Swap "gridlines" for "grid lines" in the lines that begin at the one containing "bar-canada bbox=[150, 288, 162, 555]" and stop after the one containing "x-axis-tick-labels: Australia Brazil", keeping everything else unchanged. Return only those lines.

:: Dataset extract ::

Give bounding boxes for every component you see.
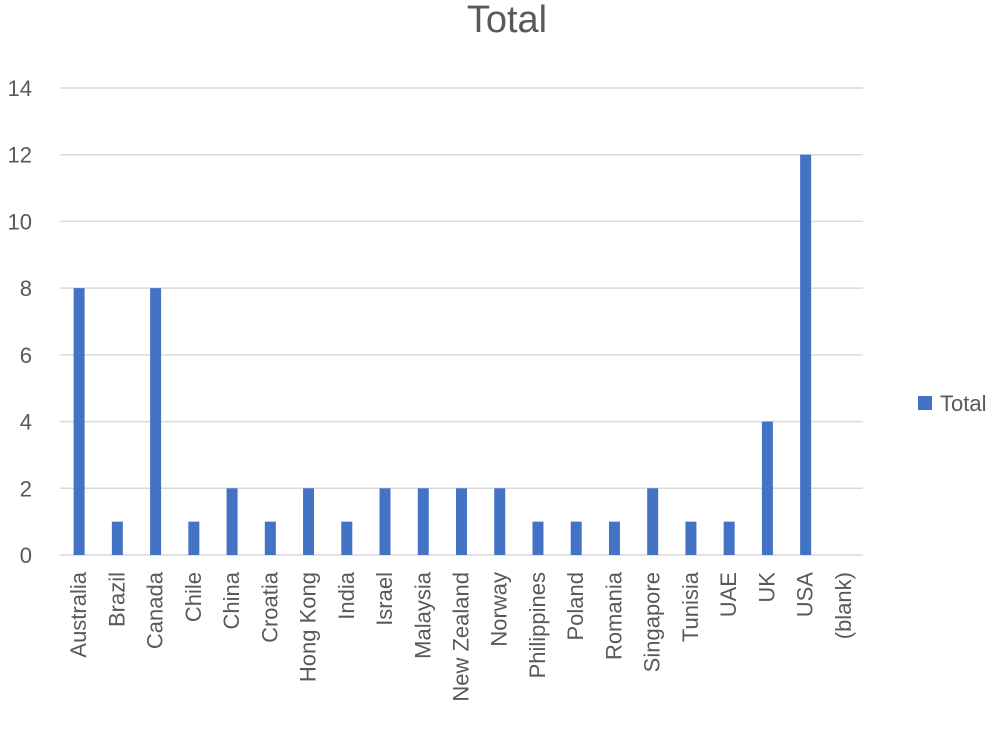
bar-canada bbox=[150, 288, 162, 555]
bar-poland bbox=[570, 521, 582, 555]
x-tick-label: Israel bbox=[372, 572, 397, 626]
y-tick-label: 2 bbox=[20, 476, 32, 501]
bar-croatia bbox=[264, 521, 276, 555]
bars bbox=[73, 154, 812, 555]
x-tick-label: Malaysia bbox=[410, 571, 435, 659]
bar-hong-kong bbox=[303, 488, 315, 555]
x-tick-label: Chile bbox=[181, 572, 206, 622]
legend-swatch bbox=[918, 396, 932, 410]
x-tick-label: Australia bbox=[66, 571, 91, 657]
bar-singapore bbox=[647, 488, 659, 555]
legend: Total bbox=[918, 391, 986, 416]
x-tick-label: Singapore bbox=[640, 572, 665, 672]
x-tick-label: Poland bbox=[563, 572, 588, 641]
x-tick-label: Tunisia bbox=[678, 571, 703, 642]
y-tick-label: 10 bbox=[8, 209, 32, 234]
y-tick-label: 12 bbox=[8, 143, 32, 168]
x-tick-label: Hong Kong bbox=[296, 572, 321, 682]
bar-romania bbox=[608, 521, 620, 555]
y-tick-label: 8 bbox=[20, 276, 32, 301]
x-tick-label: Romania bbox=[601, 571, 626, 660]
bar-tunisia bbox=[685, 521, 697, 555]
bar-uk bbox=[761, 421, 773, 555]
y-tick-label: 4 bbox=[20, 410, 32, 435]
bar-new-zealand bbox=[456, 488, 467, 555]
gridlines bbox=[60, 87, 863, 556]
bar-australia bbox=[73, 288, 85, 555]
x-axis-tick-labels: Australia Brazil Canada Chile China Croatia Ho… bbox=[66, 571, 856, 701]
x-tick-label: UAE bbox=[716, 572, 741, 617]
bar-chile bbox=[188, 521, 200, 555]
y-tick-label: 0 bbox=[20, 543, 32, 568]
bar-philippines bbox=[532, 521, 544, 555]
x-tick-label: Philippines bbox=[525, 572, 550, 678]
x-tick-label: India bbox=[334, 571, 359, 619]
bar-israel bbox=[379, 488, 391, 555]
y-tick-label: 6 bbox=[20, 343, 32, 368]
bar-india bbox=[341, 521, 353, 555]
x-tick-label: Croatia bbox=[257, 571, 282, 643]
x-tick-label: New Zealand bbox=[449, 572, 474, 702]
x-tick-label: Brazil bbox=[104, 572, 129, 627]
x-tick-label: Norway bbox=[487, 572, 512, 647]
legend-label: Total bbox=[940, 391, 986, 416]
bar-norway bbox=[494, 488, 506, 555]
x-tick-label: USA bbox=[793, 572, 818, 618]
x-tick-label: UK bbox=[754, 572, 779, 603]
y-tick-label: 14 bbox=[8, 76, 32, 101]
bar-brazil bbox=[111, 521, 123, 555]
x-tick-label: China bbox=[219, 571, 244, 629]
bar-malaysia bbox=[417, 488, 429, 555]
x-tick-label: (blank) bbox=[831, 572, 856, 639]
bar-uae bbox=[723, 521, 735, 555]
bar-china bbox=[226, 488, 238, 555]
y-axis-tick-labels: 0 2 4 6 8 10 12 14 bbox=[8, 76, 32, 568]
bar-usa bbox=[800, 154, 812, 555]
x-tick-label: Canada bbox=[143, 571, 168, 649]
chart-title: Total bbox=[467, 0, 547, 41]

:::
:: Dataset extract ::

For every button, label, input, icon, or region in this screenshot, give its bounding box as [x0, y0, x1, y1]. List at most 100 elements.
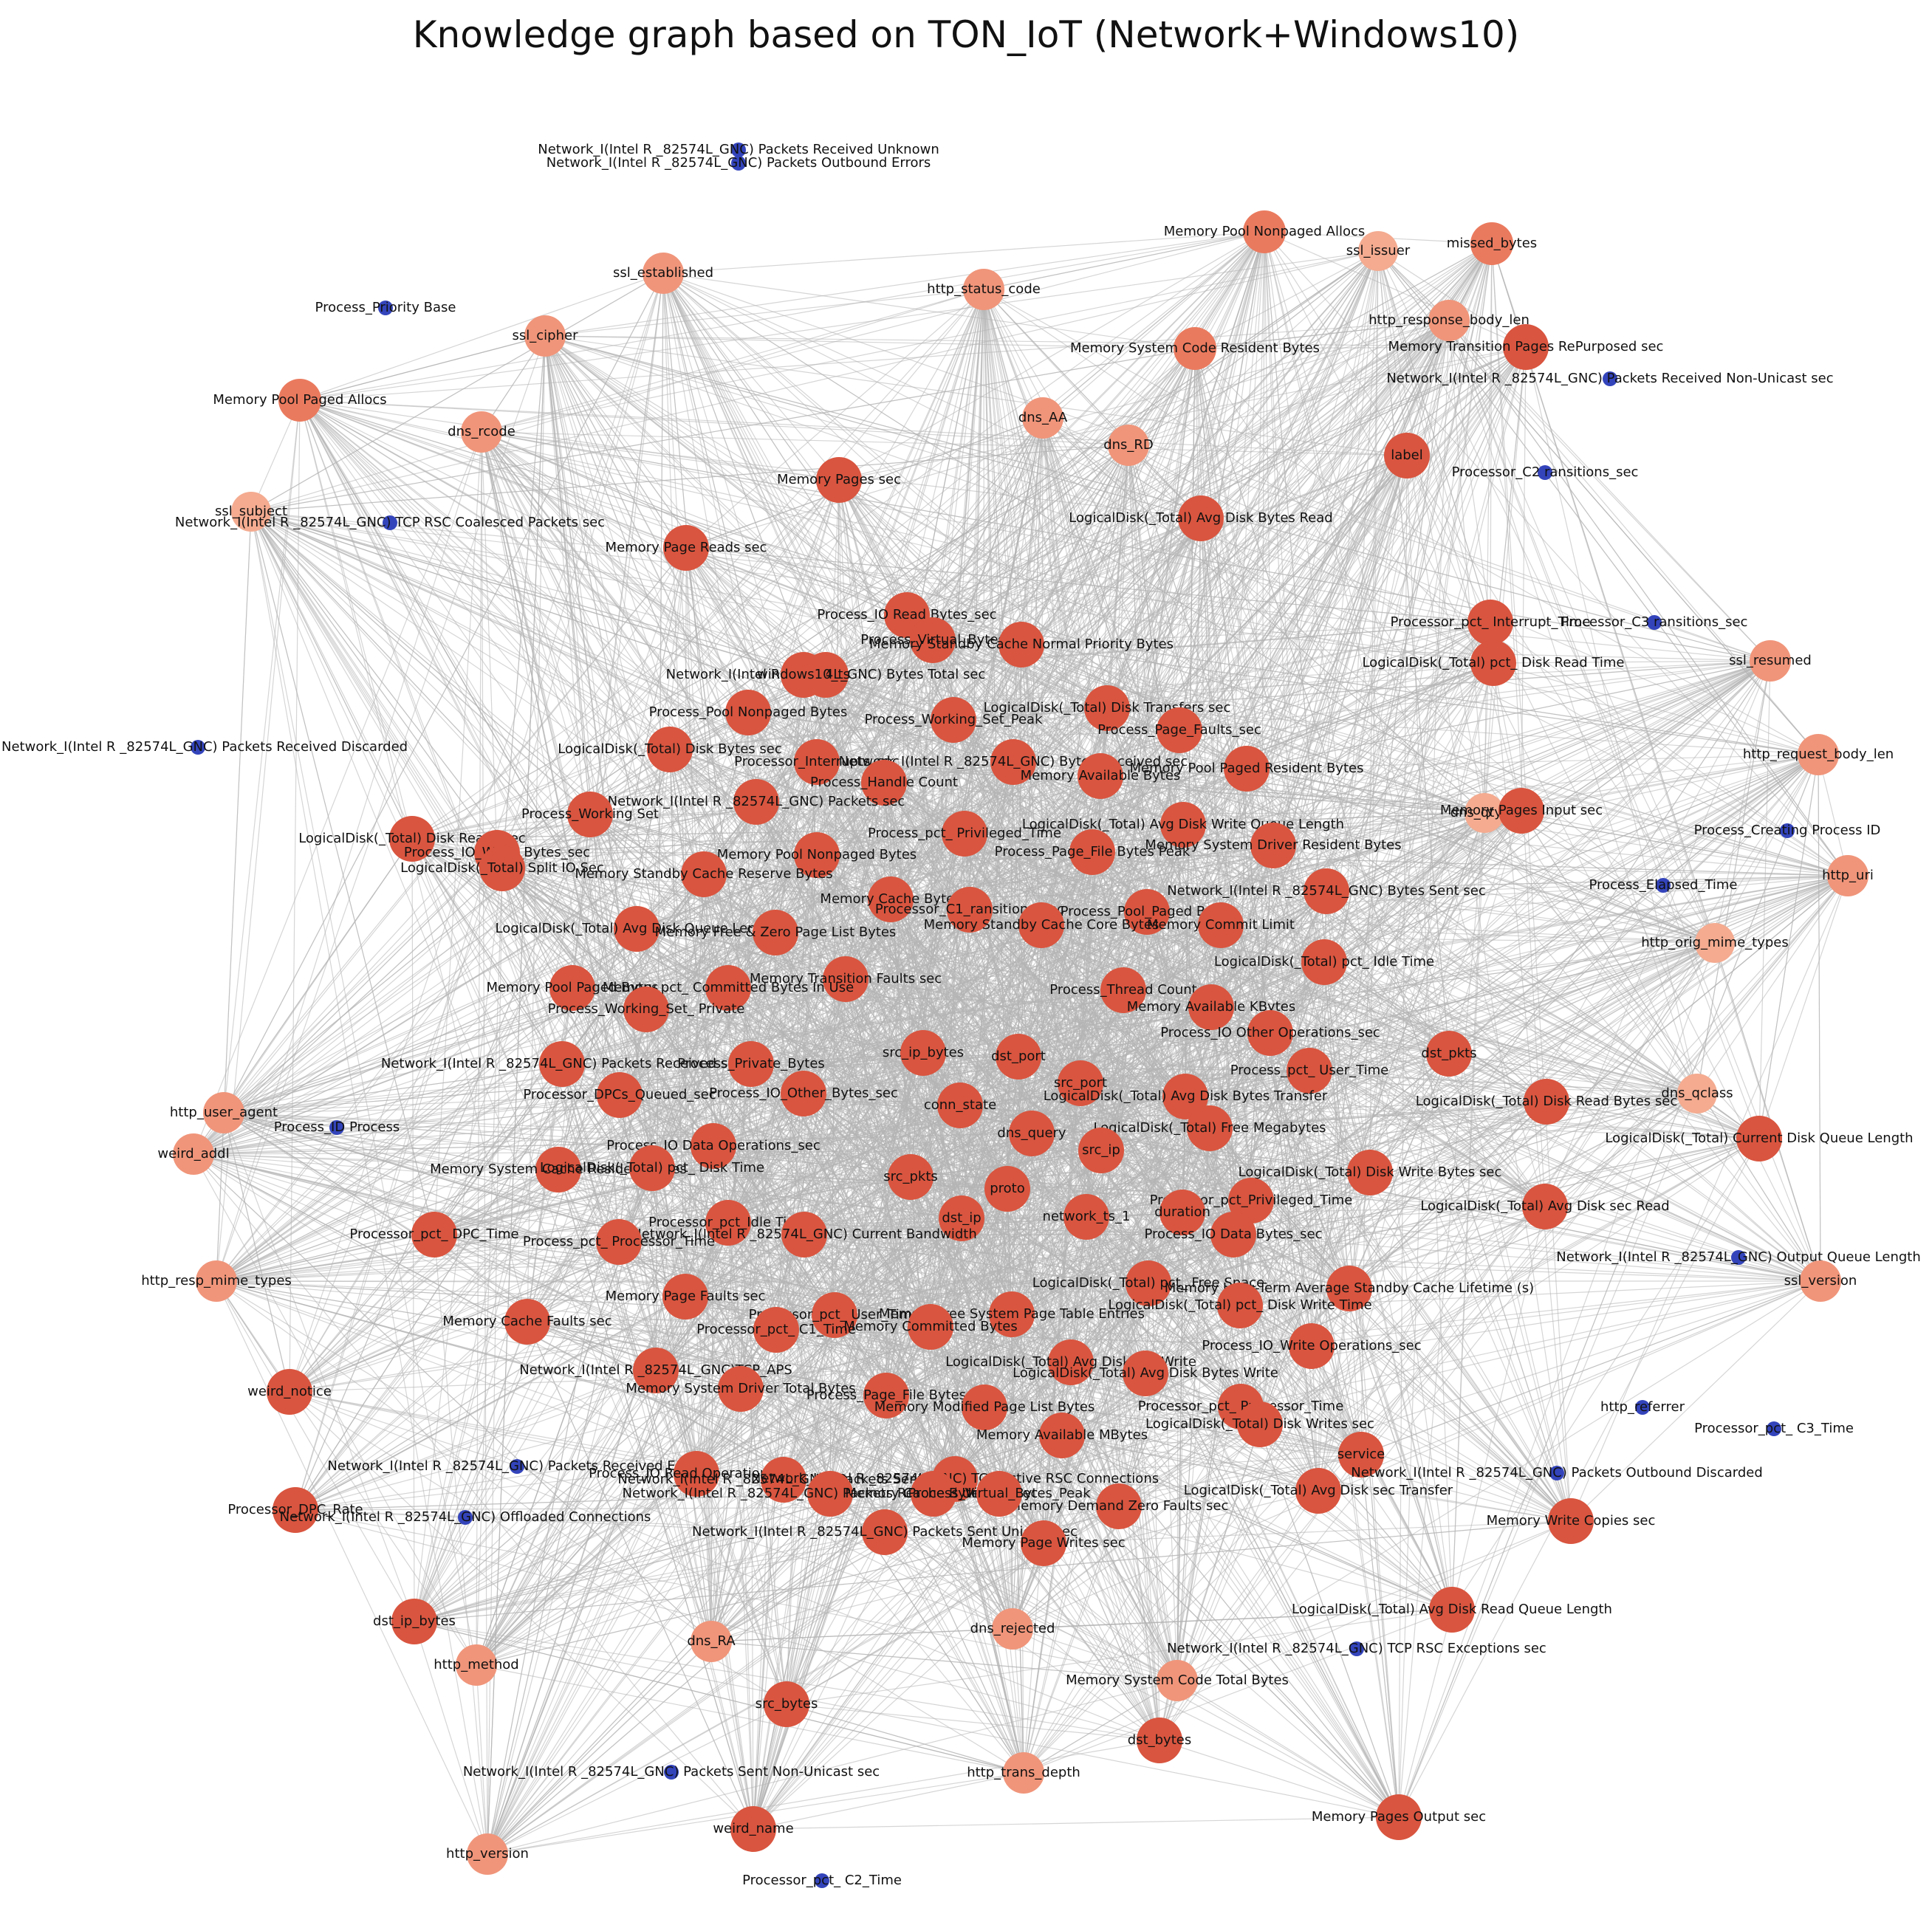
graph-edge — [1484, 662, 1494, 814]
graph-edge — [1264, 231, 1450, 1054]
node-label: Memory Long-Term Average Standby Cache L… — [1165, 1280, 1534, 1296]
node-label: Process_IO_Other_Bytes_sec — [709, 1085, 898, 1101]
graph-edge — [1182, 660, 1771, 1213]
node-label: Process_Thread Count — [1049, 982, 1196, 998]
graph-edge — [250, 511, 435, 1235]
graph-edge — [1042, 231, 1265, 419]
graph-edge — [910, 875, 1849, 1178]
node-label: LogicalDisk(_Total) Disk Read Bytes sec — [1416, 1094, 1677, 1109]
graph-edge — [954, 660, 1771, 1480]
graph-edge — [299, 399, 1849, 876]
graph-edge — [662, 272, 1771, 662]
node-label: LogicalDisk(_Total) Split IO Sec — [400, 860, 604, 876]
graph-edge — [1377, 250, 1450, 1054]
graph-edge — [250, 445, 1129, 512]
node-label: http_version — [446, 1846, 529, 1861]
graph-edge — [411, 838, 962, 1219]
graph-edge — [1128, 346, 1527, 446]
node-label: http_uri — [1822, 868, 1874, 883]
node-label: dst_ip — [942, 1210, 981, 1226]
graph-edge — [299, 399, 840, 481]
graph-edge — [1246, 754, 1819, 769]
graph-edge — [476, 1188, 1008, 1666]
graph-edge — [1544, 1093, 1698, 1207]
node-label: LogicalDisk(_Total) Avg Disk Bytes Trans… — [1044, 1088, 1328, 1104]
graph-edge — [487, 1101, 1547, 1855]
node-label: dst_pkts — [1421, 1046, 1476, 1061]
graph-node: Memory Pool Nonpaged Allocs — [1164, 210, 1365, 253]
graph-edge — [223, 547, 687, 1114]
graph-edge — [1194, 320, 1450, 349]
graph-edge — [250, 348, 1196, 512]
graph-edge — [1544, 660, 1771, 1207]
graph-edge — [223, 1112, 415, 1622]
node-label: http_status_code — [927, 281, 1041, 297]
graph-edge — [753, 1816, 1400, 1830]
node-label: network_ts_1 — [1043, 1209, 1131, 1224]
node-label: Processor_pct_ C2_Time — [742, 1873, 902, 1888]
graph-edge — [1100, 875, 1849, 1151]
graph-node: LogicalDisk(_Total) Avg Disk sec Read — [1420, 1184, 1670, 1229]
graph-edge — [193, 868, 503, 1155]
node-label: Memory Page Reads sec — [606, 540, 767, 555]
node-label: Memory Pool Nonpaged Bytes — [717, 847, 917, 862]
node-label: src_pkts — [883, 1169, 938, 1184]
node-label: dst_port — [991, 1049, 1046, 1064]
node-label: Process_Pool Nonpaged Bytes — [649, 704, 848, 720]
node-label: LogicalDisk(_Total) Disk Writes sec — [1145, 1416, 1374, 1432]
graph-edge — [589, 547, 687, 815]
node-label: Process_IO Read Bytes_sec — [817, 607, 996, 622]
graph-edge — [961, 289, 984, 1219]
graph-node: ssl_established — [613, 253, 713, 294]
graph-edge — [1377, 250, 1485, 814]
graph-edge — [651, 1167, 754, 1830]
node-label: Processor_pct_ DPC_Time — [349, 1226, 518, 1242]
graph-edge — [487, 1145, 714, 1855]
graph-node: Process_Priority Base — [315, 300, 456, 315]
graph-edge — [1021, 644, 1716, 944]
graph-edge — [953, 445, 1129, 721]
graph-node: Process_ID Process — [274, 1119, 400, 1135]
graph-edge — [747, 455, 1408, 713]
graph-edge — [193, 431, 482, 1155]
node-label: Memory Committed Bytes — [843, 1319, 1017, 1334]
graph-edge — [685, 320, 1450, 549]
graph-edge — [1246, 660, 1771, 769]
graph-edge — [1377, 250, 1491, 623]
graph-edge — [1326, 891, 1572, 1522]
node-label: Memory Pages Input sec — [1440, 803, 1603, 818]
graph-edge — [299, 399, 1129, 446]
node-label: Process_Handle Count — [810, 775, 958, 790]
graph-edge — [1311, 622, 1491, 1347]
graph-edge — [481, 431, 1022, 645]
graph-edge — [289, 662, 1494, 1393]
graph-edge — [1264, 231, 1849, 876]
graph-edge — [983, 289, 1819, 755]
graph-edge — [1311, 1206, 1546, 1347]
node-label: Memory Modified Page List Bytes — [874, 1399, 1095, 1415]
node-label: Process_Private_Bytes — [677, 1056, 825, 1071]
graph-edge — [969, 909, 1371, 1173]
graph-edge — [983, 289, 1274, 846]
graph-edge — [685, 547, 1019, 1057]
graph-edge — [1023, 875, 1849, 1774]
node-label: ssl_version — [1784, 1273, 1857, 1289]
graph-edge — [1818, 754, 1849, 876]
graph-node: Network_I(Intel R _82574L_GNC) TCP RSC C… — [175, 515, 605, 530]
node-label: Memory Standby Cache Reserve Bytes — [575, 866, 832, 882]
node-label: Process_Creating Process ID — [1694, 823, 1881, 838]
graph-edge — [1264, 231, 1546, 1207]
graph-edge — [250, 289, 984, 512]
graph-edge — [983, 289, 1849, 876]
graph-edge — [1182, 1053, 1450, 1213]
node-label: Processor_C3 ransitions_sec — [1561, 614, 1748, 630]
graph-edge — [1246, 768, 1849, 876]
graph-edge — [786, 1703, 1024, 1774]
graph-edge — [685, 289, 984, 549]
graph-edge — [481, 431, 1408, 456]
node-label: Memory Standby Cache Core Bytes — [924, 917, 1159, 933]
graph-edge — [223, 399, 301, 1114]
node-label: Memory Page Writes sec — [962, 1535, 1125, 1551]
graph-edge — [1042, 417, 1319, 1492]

:::

▸ Solution to the problem
bar-canada bbox=[150, 288, 162, 555]
bar-poland bbox=[570, 521, 582, 555]
x-tick-label: Israel bbox=[372, 572, 397, 626]
y-tick-label: 2 bbox=[20, 476, 32, 501]
bar-croatia bbox=[264, 521, 276, 555]
bars bbox=[73, 154, 812, 555]
x-tick-label: Malaysia bbox=[410, 571, 435, 659]
bar-hong-kong bbox=[303, 488, 315, 555]
x-tick-label: Chile bbox=[181, 572, 206, 622]
legend-swatch bbox=[918, 396, 932, 410]
x-tick-label: Australia bbox=[66, 571, 91, 657]
bar-singapore bbox=[647, 488, 659, 555]
legend: Total bbox=[918, 391, 986, 416]
x-tick-label: Singapore bbox=[640, 572, 665, 672]
x-tick-label: Poland bbox=[563, 572, 588, 641]
x-tick-label: Tunisia bbox=[678, 571, 703, 642]
y-tick-label: 10 bbox=[8, 209, 32, 234]
y-tick-label: 12 bbox=[8, 143, 32, 168]
x-tick-label: Hong Kong bbox=[296, 572, 321, 682]
bar-romania bbox=[608, 521, 620, 555]
y-tick-label: 8 bbox=[20, 276, 32, 301]
x-tick-label: Romania bbox=[601, 571, 626, 660]
bar-tunisia bbox=[685, 521, 697, 555]
bar-uk bbox=[761, 421, 773, 555]
y-tick-label: 4 bbox=[20, 410, 32, 435]
bar-new-zealand bbox=[456, 488, 467, 555]
grid lines bbox=[60, 87, 863, 556]
bar-australia bbox=[73, 288, 85, 555]
x-axis-tick-labels: Australia Brazil Canada Chile China Croatia Ho… bbox=[66, 571, 856, 701]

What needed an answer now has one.